(Records about charts and figures)
* * * * *

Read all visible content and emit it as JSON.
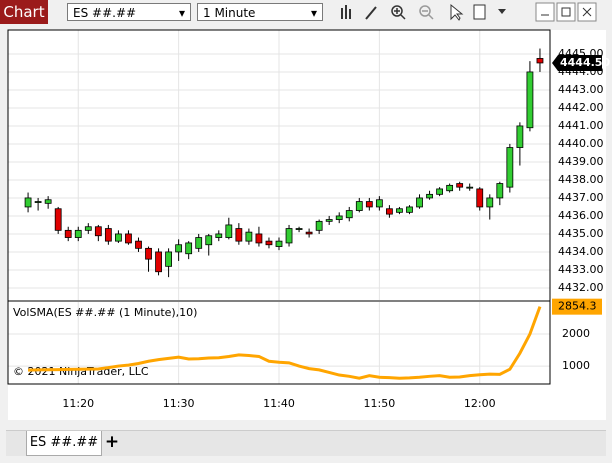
{
  "window": {
    "title": "Chart",
    "instrument": "ES ##.##",
    "interval": "1 Minute",
    "tab": "ES ##.##",
    "add_tab": "+"
  },
  "chart_data": [
    {
      "type": "candlestick",
      "x": [
        "11:15",
        "11:16",
        "11:17",
        "11:18",
        "11:19",
        "11:20",
        "11:21",
        "11:22",
        "11:23",
        "11:24",
        "11:25",
        "11:26",
        "11:27",
        "11:28",
        "11:29",
        "11:30",
        "11:31",
        "11:32",
        "11:33",
        "11:34",
        "11:35",
        "11:36",
        "11:37",
        "11:38",
        "11:39",
        "11:40",
        "11:41",
        "11:42",
        "11:43",
        "11:44",
        "11:45",
        "11:46",
        "11:47",
        "11:48",
        "11:49",
        "11:50",
        "11:51",
        "11:52",
        "11:53",
        "11:54",
        "11:55",
        "11:56",
        "11:57",
        "11:58",
        "11:59",
        "12:00",
        "12:01",
        "12:02",
        "12:03",
        "12:04",
        "12:05",
        "12:06"
      ],
      "open": [
        4436.5,
        4436.8,
        4436.7,
        4436.4,
        4435.2,
        4434.8,
        4435.2,
        4435.4,
        4435.3,
        4434.6,
        4435.0,
        4434.6,
        4434.2,
        4434.0,
        4433.2,
        4434.0,
        4433.9,
        4434.2,
        4434.4,
        4434.8,
        4434.8,
        4435.3,
        4434.6,
        4435.0,
        4434.6,
        4434.3,
        4434.5,
        4435.3,
        4435.1,
        4435.2,
        4435.7,
        4435.8,
        4435.9,
        4436.3,
        4436.8,
        4436.5,
        4436.4,
        4436.2,
        4436.2,
        4436.5,
        4437.0,
        4437.2,
        4437.4,
        4437.8,
        4437.6,
        4437.5,
        4436.5,
        4437.0,
        4437.6,
        4439.8,
        4440.9,
        4444.75
      ],
      "high": [
        4437.3,
        4437.0,
        4437.1,
        4436.5,
        4435.4,
        4435.4,
        4435.6,
        4435.5,
        4435.5,
        4435.2,
        4435.2,
        4434.8,
        4434.3,
        4434.2,
        4434.2,
        4434.7,
        4434.6,
        4435.0,
        4435.0,
        4435.2,
        4435.9,
        4435.6,
        4435.3,
        4435.4,
        4434.8,
        4434.8,
        4435.5,
        4435.4,
        4435.3,
        4435.8,
        4436.0,
        4436.2,
        4436.5,
        4437.0,
        4437.0,
        4437.1,
        4436.6,
        4436.5,
        4436.6,
        4437.2,
        4437.4,
        4437.6,
        4437.8,
        4437.9,
        4437.8,
        4437.6,
        4437.2,
        4437.9,
        4440.0,
        4441.2,
        4444.6,
        4445.3
      ],
      "low": [
        4436.2,
        4436.3,
        4436.4,
        4435.0,
        4434.6,
        4434.6,
        4435.0,
        4434.6,
        4434.4,
        4434.5,
        4434.4,
        4434.0,
        4432.9,
        4432.7,
        4432.6,
        4433.5,
        4433.6,
        4434.0,
        4433.8,
        4434.6,
        4434.7,
        4434.4,
        4434.4,
        4434.3,
        4434.2,
        4434.1,
        4434.3,
        4435.1,
        4434.8,
        4435.0,
        4435.5,
        4435.6,
        4435.7,
        4436.2,
        4436.3,
        4436.3,
        4435.9,
        4436.1,
        4436.1,
        4436.4,
        4436.9,
        4437.1,
        4437.3,
        4437.4,
        4437.4,
        4436.3,
        4435.8,
        4436.6,
        4437.3,
        4438.8,
        4440.7,
        4444.0
      ],
      "close": [
        4437.0,
        4436.8,
        4436.9,
        4435.2,
        4434.8,
        4435.2,
        4435.4,
        4434.9,
        4434.6,
        4435.0,
        4434.5,
        4434.2,
        4433.6,
        4432.9,
        4434.0,
        4434.4,
        4434.5,
        4434.8,
        4434.9,
        4435.0,
        4435.5,
        4434.6,
        4435.1,
        4434.5,
        4434.4,
        4434.6,
        4435.3,
        4435.3,
        4435.0,
        4435.7,
        4435.8,
        4436.0,
        4436.3,
        4436.8,
        4436.5,
        4436.9,
        4436.1,
        4436.4,
        4436.5,
        4437.0,
        4437.2,
        4437.5,
        4437.7,
        4437.6,
        4437.6,
        4436.5,
        4437.0,
        4437.8,
        4439.8,
        4441.0,
        4444.0,
        4444.5
      ],
      "up_color": "#32cd32",
      "down_color": "#e00000",
      "last_price": {
        "value": 4444.5,
        "label": "4444.50"
      },
      "xlim": [
        "11:13",
        "12:07"
      ],
      "xticks": [
        "11:20",
        "11:30",
        "11:40",
        "11:50",
        "12:00"
      ],
      "ylim": [
        4431.33,
        4446.33
      ],
      "yticks": [
        {
          "value": 4432,
          "label": "4432.00"
        },
        {
          "value": 4433,
          "label": "4433.00"
        },
        {
          "value": 4434,
          "label": "4434.00"
        },
        {
          "value": 4435,
          "label": "4435.00"
        },
        {
          "value": 4436,
          "label": "4436.00"
        },
        {
          "value": 4437,
          "label": "4437.00"
        },
        {
          "value": 4438,
          "label": "4438.00"
        },
        {
          "value": 4439,
          "label": "4439.00"
        },
        {
          "value": 4440,
          "label": "4440.00"
        },
        {
          "value": 4441,
          "label": "4441.00"
        },
        {
          "value": 4442,
          "label": "4442.00"
        },
        {
          "value": 4443,
          "label": "4443.00"
        },
        {
          "value": 4444,
          "label": "4444.00"
        },
        {
          "value": 4445,
          "label": "4445.00"
        }
      ],
      "grid": true
    },
    {
      "type": "line",
      "title": "VolSMA(ES ##.## (1 Minute),10)",
      "annotation": "© 2021 NinjaTrader, LLC",
      "color": "#ffa500",
      "values": [
        875,
        880,
        885,
        890,
        895,
        900,
        905,
        910,
        950,
        1000,
        1030,
        1080,
        1150,
        1200,
        1240,
        1280,
        1220,
        1230,
        1250,
        1260,
        1300,
        1350,
        1330,
        1300,
        1150,
        1120,
        1100,
        1000,
        920,
        880,
        800,
        720,
        680,
        620,
        700,
        650,
        640,
        620,
        630,
        650,
        680,
        700,
        650,
        660,
        700,
        730,
        750,
        740,
        900,
        1400,
        2000,
        2854.3
      ],
      "ylim": [
        440,
        3000
      ],
      "yticks": [
        1000,
        2000
      ],
      "grid": true
    }
  ]
}
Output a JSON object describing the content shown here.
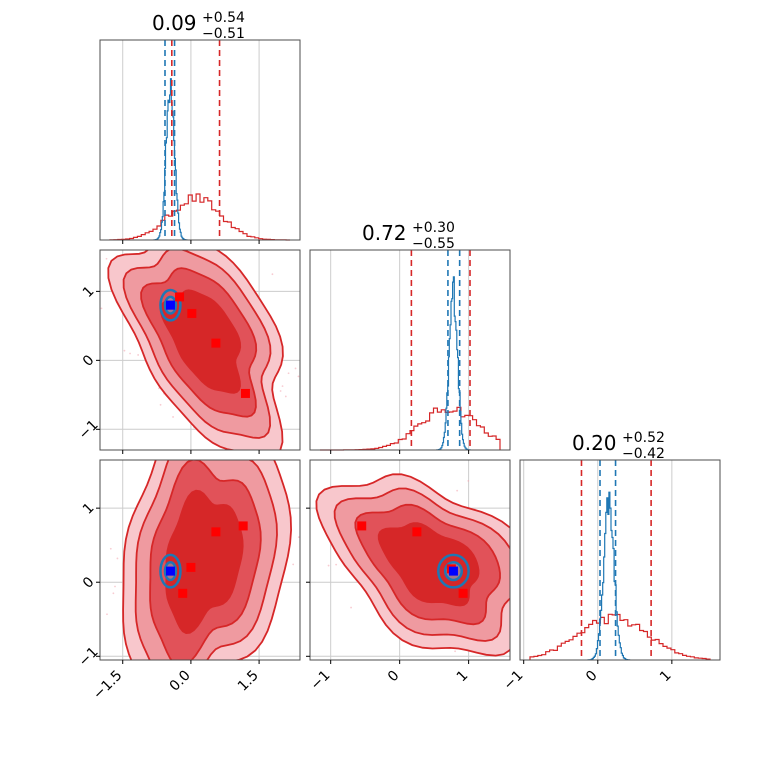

* * * * *

■ What the exercise asks:
Copy out all of the material exactly as written, without its pictures.

■ Solution to this problem:
Read all visible content and emit it as JSON.
{
  "window": {
    "title": "Chart",
    "instrument": "ES ##.##",
    "interval": "1 Minute",
    "tab": "ES ##.##",
    "add_tab": "+"
  },
  "chart_data": [
    {
      "type": "candlestick",
      "x": [
        "11:15",
        "11:16",
        "11:17",
        "11:18",
        "11:19",
        "11:20",
        "11:21",
        "11:22",
        "11:23",
        "11:24",
        "11:25",
        "11:26",
        "11:27",
        "11:28",
        "11:29",
        "11:30",
        "11:31",
        "11:32",
        "11:33",
        "11:34",
        "11:35",
        "11:36",
        "11:37",
        "11:38",
        "11:39",
        "11:40",
        "11:41",
        "11:42",
        "11:43",
        "11:44",
        "11:45",
        "11:46",
        "11:47",
        "11:48",
        "11:49",
        "11:50",
        "11:51",
        "11:52",
        "11:53",
        "11:54",
        "11:55",
        "11:56",
        "11:57",
        "11:58",
        "11:59",
        "12:00",
        "12:01",
        "12:02",
        "12:03",
        "12:04",
        "12:05",
        "12:06"
      ],
      "open": [
        4436.5,
        4436.8,
        4436.7,
        4436.4,
        4435.2,
        4434.8,
        4435.2,
        4435.4,
        4435.3,
        4434.6,
        4435.0,
        4434.6,
        4434.2,
        4434.0,
        4433.2,
        4434.0,
        4433.9,
        4434.2,
        4434.4,
        4434.8,
        4434.8,
        4435.3,
        4434.6,
        4435.0,
        4434.6,
        4434.3,
        4434.5,
        4435.3,
        4435.1,
        4435.2,
        4435.7,
        4435.8,
        4435.9,
        4436.3,
        4436.8,
        4436.5,
        4436.4,
        4436.2,
        4436.2,
        4436.5,
        4437.0,
        4437.2,
        4437.4,
        4437.8,
        4437.6,
        4437.5,
        4436.5,
        4437.0,
        4437.6,
        4439.8,
        4440.9,
        4444.75
      ],
      "high": [
        4437.3,
        4437.0,
        4437.1,
        4436.5,
        4435.4,
        4435.4,
        4435.6,
        4435.5,
        4435.5,
        4435.2,
        4435.2,
        4434.8,
        4434.3,
        4434.2,
        4434.2,
        4434.7,
        4434.6,
        4435.0,
        4435.0,
        4435.2,
        4435.9,
        4435.6,
        4435.3,
        4435.4,
        4434.8,
        4434.8,
        4435.5,
        4435.4,
        4435.3,
        4435.8,
        4436.0,
        4436.2,
        4436.5,
        4437.0,
        4437.0,
        4437.1,
        4436.6,
        4436.5,
        4436.6,
        4437.2,
        4437.4,
        4437.6,
        4437.8,
        4437.9,
        4437.8,
        4437.6,
        4437.2,
        4437.9,
        4440.0,
        4441.2,
        4444.6,
        4445.3
      ],
      "low": [
        4436.2,
        4436.3,
        4436.4,
        4435.0,
        4434.6,
        4434.6,
        4435.0,
        4434.6,
        4434.4,
        4434.5,
        4434.4,
        4434.0,
        4432.9,
        4432.7,
        4432.6,
        4433.5,
        4433.6,
        4434.0,
        4433.8,
        4434.6,
        4434.7,
        4434.4,
        4434.4,
        4434.3,
        4434.2,
        4434.1,
        4434.3,
        4435.1,
        4434.8,
        4435.0,
        4435.5,
        4435.6,
        4435.7,
        4436.2,
        4436.3,
        4436.3,
        4435.9,
        4436.1,
        4436.1,
        4436.4,
        4436.9,
        4437.1,
        4437.3,
        4437.4,
        4437.4,
        4436.3,
        4435.8,
        4436.6,
        4437.3,
        4438.8,
        4440.7,
        4444.0
      ],
      "close": [
        4437.0,
        4436.8,
        4436.9,
        4435.2,
        4434.8,
        4435.2,
        4435.4,
        4434.9,
        4434.6,
        4435.0,
        4434.5,
        4434.2,
        4433.6,
        4432.9,
        4434.0,
        4434.4,
        4434.5,
        4434.8,
        4434.9,
        4435.0,
        4435.5,
        4434.6,
        4435.1,
        4434.5,
        4434.4,
        4434.6,
        4435.3,
        4435.3,
        4435.0,
        4435.7,
        4435.8,
        4436.0,
        4436.3,
        4436.8,
        4436.5,
        4436.9,
        4436.1,
        4436.4,
        4436.5,
        4437.0,
        4437.2,
        4437.5,
        4437.7,
        4437.6,
        4437.6,
        4436.5,
        4437.0,
        4437.8,
        4439.8,
        4441.0,
        4444.0,
        4444.5
      ],
      "up_color": "#32cd32",
      "down_color": "#e00000",
      "last_price": {
        "value": 4444.5,
        "label": "4444.50"
      },
      "xlim": [
        "11:13",
        "12:07"
      ],
      "xticks": [
        "11:20",
        "11:30",
        "11:40",
        "11:50",
        "12:00"
      ],
      "ylim": [
        4431.33,
        4446.33
      ],
      "yticks": [
        {
          "value": 4432,
          "label": "4432.00"
        },
        {
          "value": 4433,
          "label": "4433.00"
        },
        {
          "value": 4434,
          "label": "4434.00"
        },
        {
          "value": 4435,
          "label": "4435.00"
        },
        {
          "value": 4436,
          "label": "4436.00"
        },
        {
          "value": 4437,
          "label": "4437.00"
        },
        {
          "value": 4438,
          "label": "4438.00"
        },
        {
          "value": 4439,
          "label": "4439.00"
        },
        {
          "value": 4440,
          "label": "4440.00"
        },
        {
          "value": 4441,
          "label": "4441.00"
        },
        {
          "value": 4442,
          "label": "4442.00"
        },
        {
          "value": 4443,
          "label": "4443.00"
        },
        {
          "value": 4444,
          "label": "4444.00"
        },
        {
          "value": 4445,
          "label": "4445.00"
        }
      ],
      "grid": true
    },
    {
      "type": "line",
      "title": "VolSMA(ES ##.## (1 Minute),10)",
      "annotation": "© 2021 NinjaTrader, LLC",
      "color": "#ffa500",
      "values": [
        875,
        880,
        885,
        890,
        895,
        900,
        905,
        910,
        950,
        1000,
        1030,
        1080,
        1150,
        1200,
        1240,
        1280,
        1220,
        1230,
        1250,
        1260,
        1300,
        1350,
        1330,
        1300,
        1150,
        1120,
        1100,
        1000,
        920,
        880,
        800,
        720,
        680,
        620,
        700,
        650,
        640,
        620,
        630,
        650,
        680,
        700,
        650,
        660,
        700,
        730,
        750,
        740,
        900,
        1400,
        2000,
        2854.3
      ],
      "ylim": [
        440,
        3000
      ],
      "yticks": [
        1000,
        2000
      ],
      "grid": true
    }
  ]
}
Output a JSON object describing the content shown here.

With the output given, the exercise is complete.